──────── ROWS ────────

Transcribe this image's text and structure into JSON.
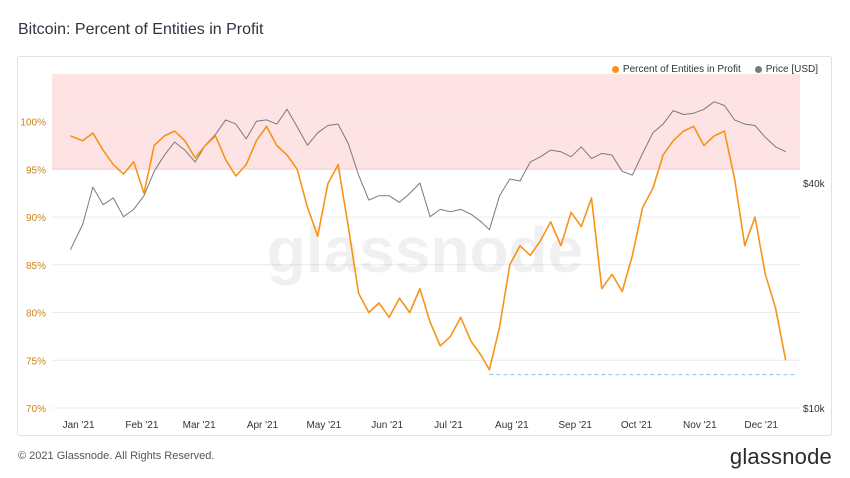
{
  "page": {
    "title": "Bitcoin: Percent of Entities in Profit",
    "footer": "© 2021 Glassnode. All Rights Reserved.",
    "brand": "glassnode",
    "watermark": "glassnode"
  },
  "colors": {
    "profit": "#f7931a",
    "price": "#7a7a7a",
    "band": "#fde3e3",
    "bandLine": "#e88a8a",
    "dashed": "#8fc0d9",
    "axisLeft": "#c98515"
  },
  "chart_data": {
    "type": "line",
    "title": "Bitcoin: Percent of Entities in Profit",
    "legend_position": "top-right",
    "x_labels": [
      "Jan '21",
      "Feb '21",
      "Mar '21",
      "Apr '21",
      "May '21",
      "Jun '21",
      "Jul '21",
      "Aug '21",
      "Sep '21",
      "Oct '21",
      "Nov '21",
      "Dec '21"
    ],
    "y_left": {
      "ticks": [
        "70%",
        "75%",
        "80%",
        "85%",
        "90%",
        "95%",
        "100%"
      ],
      "range": [
        70,
        105
      ]
    },
    "y_right": {
      "ticks": [
        "$10k",
        "$40k"
      ],
      "scale": "log"
    },
    "highlight_band": {
      "from": 95,
      "to": 105
    },
    "reference_line": {
      "value": 73.5,
      "style": "dashed",
      "from_date": "2021-07-21"
    },
    "series": [
      {
        "name": "Percent of Entities in Profit",
        "axis": "left",
        "x": [
          "2020-12-28",
          "2021-01-03",
          "2021-01-08",
          "2021-01-13",
          "2021-01-18",
          "2021-01-23",
          "2021-01-28",
          "2021-02-02",
          "2021-02-07",
          "2021-02-12",
          "2021-02-17",
          "2021-02-22",
          "2021-02-27",
          "2021-03-04",
          "2021-03-09",
          "2021-03-14",
          "2021-03-19",
          "2021-03-24",
          "2021-03-29",
          "2021-04-03",
          "2021-04-08",
          "2021-04-13",
          "2021-04-18",
          "2021-04-23",
          "2021-04-28",
          "2021-05-03",
          "2021-05-08",
          "2021-05-13",
          "2021-05-18",
          "2021-05-23",
          "2021-05-28",
          "2021-06-02",
          "2021-06-07",
          "2021-06-12",
          "2021-06-17",
          "2021-06-22",
          "2021-06-27",
          "2021-07-02",
          "2021-07-07",
          "2021-07-12",
          "2021-07-17",
          "2021-07-21",
          "2021-07-26",
          "2021-07-31",
          "2021-08-05",
          "2021-08-10",
          "2021-08-15",
          "2021-08-20",
          "2021-08-25",
          "2021-08-30",
          "2021-09-04",
          "2021-09-09",
          "2021-09-14",
          "2021-09-19",
          "2021-09-24",
          "2021-09-29",
          "2021-10-04",
          "2021-10-09",
          "2021-10-14",
          "2021-10-19",
          "2021-10-24",
          "2021-10-29",
          "2021-11-03",
          "2021-11-08",
          "2021-11-13",
          "2021-11-18",
          "2021-11-23",
          "2021-11-28",
          "2021-12-03",
          "2021-12-08",
          "2021-12-13"
        ],
        "y": [
          98.5,
          98,
          98.8,
          97,
          95.5,
          94.5,
          95.8,
          92.5,
          97.5,
          98.5,
          99,
          98,
          96.2,
          97.5,
          98.5,
          96,
          94.3,
          95.5,
          98,
          99.5,
          97.5,
          96.5,
          95,
          91,
          88,
          93.5,
          95.5,
          89,
          82,
          80,
          81,
          79.5,
          81.5,
          80,
          82.5,
          79,
          76.5,
          77.5,
          79.5,
          77,
          75.5,
          74,
          78.5,
          85,
          87,
          86,
          87.5,
          89.5,
          87,
          90.5,
          89,
          92,
          82.5,
          84,
          82.2,
          86,
          91,
          93,
          96.5,
          98,
          99,
          99.5,
          97.5,
          98.5,
          99,
          94,
          87,
          90,
          84,
          80.5,
          75
        ]
      },
      {
        "name": "Price [USD]",
        "axis": "right",
        "x": [
          "2020-12-28",
          "2021-01-03",
          "2021-01-08",
          "2021-01-13",
          "2021-01-18",
          "2021-01-23",
          "2021-01-28",
          "2021-02-02",
          "2021-02-07",
          "2021-02-12",
          "2021-02-17",
          "2021-02-22",
          "2021-02-27",
          "2021-03-04",
          "2021-03-09",
          "2021-03-14",
          "2021-03-19",
          "2021-03-24",
          "2021-03-29",
          "2021-04-03",
          "2021-04-08",
          "2021-04-13",
          "2021-04-18",
          "2021-04-23",
          "2021-04-28",
          "2021-05-03",
          "2021-05-08",
          "2021-05-13",
          "2021-05-18",
          "2021-05-23",
          "2021-05-28",
          "2021-06-02",
          "2021-06-07",
          "2021-06-12",
          "2021-06-17",
          "2021-06-22",
          "2021-06-27",
          "2021-07-02",
          "2021-07-07",
          "2021-07-12",
          "2021-07-17",
          "2021-07-21",
          "2021-07-26",
          "2021-07-31",
          "2021-08-05",
          "2021-08-10",
          "2021-08-15",
          "2021-08-20",
          "2021-08-25",
          "2021-08-30",
          "2021-09-04",
          "2021-09-09",
          "2021-09-14",
          "2021-09-19",
          "2021-09-24",
          "2021-09-29",
          "2021-10-04",
          "2021-10-09",
          "2021-10-14",
          "2021-10-19",
          "2021-10-24",
          "2021-10-29",
          "2021-11-03",
          "2021-11-08",
          "2021-11-13",
          "2021-11-18",
          "2021-11-23",
          "2021-11-28",
          "2021-12-03",
          "2021-12-08",
          "2021-12-13"
        ],
        "y": [
          26500,
          31000,
          39000,
          35000,
          36500,
          32500,
          34000,
          37000,
          43000,
          47500,
          51500,
          49000,
          45500,
          50500,
          54000,
          59000,
          57500,
          52500,
          58500,
          59000,
          57500,
          63000,
          56500,
          50500,
          54500,
          57000,
          57500,
          51000,
          42000,
          36000,
          37000,
          37000,
          35500,
          37500,
          40000,
          32500,
          34000,
          33500,
          34000,
          33000,
          31500,
          30000,
          37000,
          41000,
          40500,
          45500,
          47000,
          49000,
          48500,
          47000,
          50000,
          46500,
          48000,
          47500,
          43000,
          42000,
          48000,
          54500,
          57500,
          62500,
          61000,
          61500,
          63000,
          66000,
          64500,
          59000,
          57500,
          57000,
          53000,
          50000,
          48500
        ]
      }
    ]
  }
}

────────

DIRECTIVE:
Using the material above, gather every line that includes "name".

FULL SOLUTION:
        "name": "Percent of Entities in Profit",
        "name": "Price [USD]",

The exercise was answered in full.